▶ _Do this_
Copy out each line exactly as it appears.

▶ _Task data_

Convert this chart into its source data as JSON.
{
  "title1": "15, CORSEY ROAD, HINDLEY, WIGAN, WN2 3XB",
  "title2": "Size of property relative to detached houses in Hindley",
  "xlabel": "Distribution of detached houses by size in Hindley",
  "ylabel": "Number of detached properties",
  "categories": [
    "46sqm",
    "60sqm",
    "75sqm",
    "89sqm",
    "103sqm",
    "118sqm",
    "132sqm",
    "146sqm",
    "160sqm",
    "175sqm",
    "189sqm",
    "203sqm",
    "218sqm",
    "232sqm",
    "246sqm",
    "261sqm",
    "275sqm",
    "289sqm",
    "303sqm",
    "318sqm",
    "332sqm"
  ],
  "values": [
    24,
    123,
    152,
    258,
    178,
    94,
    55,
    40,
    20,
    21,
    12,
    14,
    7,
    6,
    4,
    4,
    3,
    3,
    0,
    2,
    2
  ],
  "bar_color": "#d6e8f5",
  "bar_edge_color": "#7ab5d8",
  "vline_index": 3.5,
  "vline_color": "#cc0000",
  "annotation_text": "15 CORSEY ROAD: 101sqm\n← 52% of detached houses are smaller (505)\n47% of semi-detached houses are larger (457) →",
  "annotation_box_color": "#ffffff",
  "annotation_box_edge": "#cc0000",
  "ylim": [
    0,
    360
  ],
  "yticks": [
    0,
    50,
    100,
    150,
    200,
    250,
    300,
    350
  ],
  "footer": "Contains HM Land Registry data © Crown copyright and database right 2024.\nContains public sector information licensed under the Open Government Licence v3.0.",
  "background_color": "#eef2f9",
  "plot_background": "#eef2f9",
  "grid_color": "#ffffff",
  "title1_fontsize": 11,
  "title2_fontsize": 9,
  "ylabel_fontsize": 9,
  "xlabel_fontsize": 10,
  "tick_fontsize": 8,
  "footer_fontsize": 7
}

▶ _The answer_
Convert this chart into its source data as JSON.
{
  "title1": "15, CORSEY ROAD, HINDLEY, WIGAN, WN2 3XB",
  "title2": "Size of property relative to detached houses in Hindley",
  "xlabel": "Distribution of detached houses by size in Hindley",
  "ylabel": "Number of detached properties",
  "categories": [
    "46sqm",
    "60sqm",
    "75sqm",
    "89sqm",
    "103sqm",
    "118sqm",
    "132sqm",
    "146sqm",
    "160sqm",
    "175sqm",
    "189sqm",
    "203sqm",
    "218sqm",
    "232sqm",
    "246sqm",
    "261sqm",
    "275sqm",
    "289sqm",
    "303sqm",
    "318sqm",
    "332sqm"
  ],
  "values": [
    24,
    123,
    152,
    258,
    178,
    94,
    55,
    40,
    20,
    21,
    12,
    14,
    7,
    6,
    4,
    4,
    3,
    3,
    0,
    2,
    2
  ],
  "bar_color": "#d6e8f5",
  "bar_edge_color": "#7ab5d8",
  "vline_index": 3.5,
  "vline_color": "#cc0000",
  "annotation_text": "15 CORSEY ROAD: 101sqm\n← 52% of detached houses are smaller (505)\n47% of semi-detached houses are larger (457) →",
  "annotation_box_color": "#ffffff",
  "annotation_box_edge": "#cc0000",
  "ylim": [
    0,
    360
  ],
  "yticks": [
    0,
    50,
    100,
    150,
    200,
    250,
    300,
    350
  ],
  "footer": "Contains HM Land Registry data © Crown copyright and database right 2024.\nContains public sector information licensed under the Open Government Licence v3.0.",
  "background_color": "#eef2f9",
  "plot_background": "#eef2f9",
  "grid_color": "#ffffff",
  "title1_fontsize": 11,
  "title2_fontsize": 9,
  "ylabel_fontsize": 9,
  "xlabel_fontsize": 10,
  "tick_fontsize": 8,
  "footer_fontsize": 7
}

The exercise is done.